Directions:
Pull out all lines from the listing below in which the word "left" appears.

>> Begin

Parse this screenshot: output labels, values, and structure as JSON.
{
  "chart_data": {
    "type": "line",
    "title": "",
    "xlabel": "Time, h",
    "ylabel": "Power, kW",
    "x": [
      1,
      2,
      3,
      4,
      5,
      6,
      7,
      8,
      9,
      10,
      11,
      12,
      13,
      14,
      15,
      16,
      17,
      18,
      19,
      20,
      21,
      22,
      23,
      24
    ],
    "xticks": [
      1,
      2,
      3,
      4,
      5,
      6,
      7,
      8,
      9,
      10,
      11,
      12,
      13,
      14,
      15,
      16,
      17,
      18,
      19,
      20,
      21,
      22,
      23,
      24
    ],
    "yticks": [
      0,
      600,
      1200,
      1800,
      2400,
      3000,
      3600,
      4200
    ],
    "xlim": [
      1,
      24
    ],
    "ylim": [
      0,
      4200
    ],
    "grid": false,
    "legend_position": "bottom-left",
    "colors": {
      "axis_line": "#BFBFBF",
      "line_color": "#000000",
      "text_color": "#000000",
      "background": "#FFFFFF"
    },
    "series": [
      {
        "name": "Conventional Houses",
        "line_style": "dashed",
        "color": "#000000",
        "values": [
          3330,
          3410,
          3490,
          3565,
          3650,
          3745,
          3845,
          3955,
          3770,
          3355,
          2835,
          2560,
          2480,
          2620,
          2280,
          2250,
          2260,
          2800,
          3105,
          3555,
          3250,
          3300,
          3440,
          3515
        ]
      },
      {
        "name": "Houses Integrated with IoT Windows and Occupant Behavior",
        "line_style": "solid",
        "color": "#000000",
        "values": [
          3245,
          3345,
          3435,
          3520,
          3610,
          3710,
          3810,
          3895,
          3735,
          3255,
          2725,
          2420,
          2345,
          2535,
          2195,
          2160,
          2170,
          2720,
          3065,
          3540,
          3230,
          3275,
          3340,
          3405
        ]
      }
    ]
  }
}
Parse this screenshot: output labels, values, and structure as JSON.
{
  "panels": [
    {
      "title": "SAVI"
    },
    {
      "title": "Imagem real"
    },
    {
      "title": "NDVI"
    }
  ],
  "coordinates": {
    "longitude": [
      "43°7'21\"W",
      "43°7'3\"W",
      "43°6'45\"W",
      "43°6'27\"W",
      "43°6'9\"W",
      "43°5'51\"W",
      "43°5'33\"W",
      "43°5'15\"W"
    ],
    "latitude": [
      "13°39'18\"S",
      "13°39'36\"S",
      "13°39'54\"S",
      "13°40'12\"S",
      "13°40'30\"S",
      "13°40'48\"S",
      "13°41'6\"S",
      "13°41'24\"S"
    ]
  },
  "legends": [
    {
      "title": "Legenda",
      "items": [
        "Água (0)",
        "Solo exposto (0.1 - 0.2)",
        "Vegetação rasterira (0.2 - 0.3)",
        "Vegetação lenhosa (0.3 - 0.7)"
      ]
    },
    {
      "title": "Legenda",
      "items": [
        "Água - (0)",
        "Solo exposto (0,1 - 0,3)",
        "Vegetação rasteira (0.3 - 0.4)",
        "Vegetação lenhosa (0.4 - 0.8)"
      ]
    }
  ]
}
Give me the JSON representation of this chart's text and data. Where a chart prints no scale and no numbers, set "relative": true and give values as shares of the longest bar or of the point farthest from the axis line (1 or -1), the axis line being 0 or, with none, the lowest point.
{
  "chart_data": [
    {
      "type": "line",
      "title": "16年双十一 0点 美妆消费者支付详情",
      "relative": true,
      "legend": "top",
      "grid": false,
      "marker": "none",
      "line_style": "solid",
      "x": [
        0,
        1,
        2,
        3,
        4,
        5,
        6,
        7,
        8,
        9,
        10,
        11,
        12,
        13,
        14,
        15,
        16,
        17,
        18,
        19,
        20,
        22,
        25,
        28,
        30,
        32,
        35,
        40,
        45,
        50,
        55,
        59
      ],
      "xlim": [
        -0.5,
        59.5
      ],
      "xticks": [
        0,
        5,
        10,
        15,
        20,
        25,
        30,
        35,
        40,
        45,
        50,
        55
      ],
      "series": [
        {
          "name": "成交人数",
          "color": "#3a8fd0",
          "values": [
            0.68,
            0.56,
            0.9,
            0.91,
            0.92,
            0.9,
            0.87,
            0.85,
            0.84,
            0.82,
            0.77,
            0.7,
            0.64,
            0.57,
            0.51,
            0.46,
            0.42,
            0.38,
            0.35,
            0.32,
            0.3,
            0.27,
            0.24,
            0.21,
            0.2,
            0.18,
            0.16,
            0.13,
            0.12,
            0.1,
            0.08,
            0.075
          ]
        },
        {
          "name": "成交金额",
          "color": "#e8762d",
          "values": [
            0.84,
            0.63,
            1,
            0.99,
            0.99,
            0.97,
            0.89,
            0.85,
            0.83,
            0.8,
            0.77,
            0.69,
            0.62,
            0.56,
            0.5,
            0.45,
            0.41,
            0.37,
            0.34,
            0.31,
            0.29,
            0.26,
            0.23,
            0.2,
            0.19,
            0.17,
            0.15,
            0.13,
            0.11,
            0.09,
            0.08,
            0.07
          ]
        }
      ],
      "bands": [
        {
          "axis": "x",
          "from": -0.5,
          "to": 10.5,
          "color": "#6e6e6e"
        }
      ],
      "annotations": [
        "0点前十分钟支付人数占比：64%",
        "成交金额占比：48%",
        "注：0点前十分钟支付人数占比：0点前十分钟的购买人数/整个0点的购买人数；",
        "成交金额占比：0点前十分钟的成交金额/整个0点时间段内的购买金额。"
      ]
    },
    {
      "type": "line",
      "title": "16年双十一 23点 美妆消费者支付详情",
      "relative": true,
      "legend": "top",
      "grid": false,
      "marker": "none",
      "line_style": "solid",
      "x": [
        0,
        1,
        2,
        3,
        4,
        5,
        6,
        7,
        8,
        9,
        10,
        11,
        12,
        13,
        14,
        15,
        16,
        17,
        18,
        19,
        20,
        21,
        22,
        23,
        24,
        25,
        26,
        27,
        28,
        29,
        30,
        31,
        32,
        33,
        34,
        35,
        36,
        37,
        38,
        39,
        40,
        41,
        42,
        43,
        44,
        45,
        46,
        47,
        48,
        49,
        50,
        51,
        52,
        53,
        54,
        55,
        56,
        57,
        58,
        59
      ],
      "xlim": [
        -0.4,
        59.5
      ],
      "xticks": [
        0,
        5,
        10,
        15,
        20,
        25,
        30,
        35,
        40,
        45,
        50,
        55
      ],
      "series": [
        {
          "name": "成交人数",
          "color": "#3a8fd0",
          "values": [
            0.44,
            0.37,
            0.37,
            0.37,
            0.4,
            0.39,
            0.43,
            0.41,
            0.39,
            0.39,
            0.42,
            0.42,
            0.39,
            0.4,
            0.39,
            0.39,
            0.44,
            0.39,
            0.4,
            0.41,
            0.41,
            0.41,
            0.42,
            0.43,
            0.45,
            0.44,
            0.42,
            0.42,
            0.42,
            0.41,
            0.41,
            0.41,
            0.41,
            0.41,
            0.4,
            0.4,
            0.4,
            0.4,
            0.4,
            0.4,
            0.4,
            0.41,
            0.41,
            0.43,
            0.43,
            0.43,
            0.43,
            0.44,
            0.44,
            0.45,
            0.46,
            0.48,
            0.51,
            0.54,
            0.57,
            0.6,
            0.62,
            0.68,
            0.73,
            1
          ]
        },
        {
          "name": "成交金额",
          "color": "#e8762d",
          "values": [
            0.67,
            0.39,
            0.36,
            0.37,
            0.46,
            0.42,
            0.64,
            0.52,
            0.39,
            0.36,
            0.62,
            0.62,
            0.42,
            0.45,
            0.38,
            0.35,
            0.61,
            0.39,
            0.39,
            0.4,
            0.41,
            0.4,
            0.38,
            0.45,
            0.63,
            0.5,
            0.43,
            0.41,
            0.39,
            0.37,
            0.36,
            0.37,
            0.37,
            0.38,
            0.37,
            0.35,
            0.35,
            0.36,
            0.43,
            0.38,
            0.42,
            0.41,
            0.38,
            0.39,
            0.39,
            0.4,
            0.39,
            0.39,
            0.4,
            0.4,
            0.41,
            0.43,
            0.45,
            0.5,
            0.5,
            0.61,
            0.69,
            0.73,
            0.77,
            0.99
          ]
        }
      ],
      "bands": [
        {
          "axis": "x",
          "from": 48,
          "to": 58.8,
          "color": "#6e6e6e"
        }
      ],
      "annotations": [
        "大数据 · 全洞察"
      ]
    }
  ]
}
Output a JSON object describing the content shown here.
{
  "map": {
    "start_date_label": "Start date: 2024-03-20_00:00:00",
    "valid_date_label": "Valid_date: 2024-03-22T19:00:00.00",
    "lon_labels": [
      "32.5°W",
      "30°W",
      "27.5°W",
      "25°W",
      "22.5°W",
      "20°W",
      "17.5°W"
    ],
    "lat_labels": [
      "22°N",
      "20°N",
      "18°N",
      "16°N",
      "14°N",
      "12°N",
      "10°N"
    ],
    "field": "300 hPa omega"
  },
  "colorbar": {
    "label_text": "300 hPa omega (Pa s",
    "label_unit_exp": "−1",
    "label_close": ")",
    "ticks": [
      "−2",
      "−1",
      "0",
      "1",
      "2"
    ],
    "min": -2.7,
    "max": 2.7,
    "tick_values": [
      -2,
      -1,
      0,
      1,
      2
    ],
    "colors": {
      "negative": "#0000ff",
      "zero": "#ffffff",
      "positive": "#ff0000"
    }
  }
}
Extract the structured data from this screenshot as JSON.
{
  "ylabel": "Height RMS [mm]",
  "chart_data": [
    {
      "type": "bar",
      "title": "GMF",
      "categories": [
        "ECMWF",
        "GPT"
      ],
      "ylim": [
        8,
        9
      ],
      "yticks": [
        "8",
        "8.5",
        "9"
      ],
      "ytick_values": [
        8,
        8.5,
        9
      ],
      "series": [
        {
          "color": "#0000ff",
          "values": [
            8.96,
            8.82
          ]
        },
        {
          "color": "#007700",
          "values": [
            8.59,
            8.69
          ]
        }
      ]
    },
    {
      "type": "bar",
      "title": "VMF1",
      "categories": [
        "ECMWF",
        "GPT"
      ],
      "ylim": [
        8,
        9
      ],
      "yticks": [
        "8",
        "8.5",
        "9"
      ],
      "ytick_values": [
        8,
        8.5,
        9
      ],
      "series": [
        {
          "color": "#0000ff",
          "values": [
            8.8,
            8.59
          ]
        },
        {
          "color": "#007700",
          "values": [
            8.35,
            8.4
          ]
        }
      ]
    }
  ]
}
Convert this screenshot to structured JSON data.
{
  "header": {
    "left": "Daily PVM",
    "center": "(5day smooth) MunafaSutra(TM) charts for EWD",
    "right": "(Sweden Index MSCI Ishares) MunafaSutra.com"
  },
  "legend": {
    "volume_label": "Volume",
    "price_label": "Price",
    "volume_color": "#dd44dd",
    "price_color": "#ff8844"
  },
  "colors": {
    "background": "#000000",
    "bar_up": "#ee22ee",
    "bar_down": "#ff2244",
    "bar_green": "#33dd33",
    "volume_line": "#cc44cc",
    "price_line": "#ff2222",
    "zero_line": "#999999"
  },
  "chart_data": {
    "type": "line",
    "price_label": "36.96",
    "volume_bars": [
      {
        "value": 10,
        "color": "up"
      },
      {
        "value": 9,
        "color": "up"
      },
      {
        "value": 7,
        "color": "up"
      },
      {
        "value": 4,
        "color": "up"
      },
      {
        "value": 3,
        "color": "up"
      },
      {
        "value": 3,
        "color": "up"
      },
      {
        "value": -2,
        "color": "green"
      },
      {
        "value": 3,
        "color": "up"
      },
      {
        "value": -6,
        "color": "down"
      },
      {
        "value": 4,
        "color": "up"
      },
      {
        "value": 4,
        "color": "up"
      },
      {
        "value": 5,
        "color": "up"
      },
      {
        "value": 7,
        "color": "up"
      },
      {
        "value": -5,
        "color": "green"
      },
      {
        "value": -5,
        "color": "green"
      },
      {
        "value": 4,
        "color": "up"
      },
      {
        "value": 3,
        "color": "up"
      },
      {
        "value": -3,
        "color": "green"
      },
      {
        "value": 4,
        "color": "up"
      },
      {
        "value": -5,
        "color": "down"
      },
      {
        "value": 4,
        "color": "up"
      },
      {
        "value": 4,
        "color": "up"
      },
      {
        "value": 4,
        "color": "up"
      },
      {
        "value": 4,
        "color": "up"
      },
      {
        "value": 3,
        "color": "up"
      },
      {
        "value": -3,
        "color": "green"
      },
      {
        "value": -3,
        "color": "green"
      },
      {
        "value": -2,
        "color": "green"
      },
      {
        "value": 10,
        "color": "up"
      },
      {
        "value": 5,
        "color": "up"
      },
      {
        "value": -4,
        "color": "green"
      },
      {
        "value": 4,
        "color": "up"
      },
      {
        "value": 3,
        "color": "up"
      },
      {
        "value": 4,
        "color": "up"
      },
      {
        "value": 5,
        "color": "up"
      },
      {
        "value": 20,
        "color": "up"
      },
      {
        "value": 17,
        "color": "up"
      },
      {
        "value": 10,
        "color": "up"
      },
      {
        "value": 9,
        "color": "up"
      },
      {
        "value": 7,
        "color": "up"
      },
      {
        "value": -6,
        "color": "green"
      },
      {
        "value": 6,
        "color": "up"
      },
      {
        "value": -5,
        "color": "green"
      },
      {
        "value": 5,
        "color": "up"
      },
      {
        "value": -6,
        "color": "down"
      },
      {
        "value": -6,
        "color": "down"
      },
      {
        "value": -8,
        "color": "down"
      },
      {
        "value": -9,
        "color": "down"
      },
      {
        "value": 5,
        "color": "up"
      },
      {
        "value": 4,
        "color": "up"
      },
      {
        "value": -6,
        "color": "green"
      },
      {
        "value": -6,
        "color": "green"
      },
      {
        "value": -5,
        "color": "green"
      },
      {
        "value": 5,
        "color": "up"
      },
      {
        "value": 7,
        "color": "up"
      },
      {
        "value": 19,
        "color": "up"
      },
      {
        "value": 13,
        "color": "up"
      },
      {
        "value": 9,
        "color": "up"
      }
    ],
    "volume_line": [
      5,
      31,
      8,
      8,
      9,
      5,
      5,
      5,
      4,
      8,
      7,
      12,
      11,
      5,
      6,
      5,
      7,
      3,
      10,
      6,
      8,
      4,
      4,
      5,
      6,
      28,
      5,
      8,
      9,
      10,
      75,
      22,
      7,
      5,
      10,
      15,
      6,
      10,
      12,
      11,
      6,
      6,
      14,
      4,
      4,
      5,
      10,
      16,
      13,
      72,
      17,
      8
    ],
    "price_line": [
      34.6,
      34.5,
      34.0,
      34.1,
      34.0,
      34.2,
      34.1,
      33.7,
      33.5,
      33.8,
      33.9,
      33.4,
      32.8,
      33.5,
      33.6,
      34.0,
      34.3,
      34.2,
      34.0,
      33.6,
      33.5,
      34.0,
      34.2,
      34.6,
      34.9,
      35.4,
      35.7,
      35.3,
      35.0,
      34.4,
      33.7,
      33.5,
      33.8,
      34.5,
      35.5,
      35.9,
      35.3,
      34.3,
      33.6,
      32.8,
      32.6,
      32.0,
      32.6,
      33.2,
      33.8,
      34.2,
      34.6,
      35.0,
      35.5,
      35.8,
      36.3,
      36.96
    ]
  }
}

>> End

Answer for the task:
    "legend_position": "bottom-left",
    "left": "Daily PVM",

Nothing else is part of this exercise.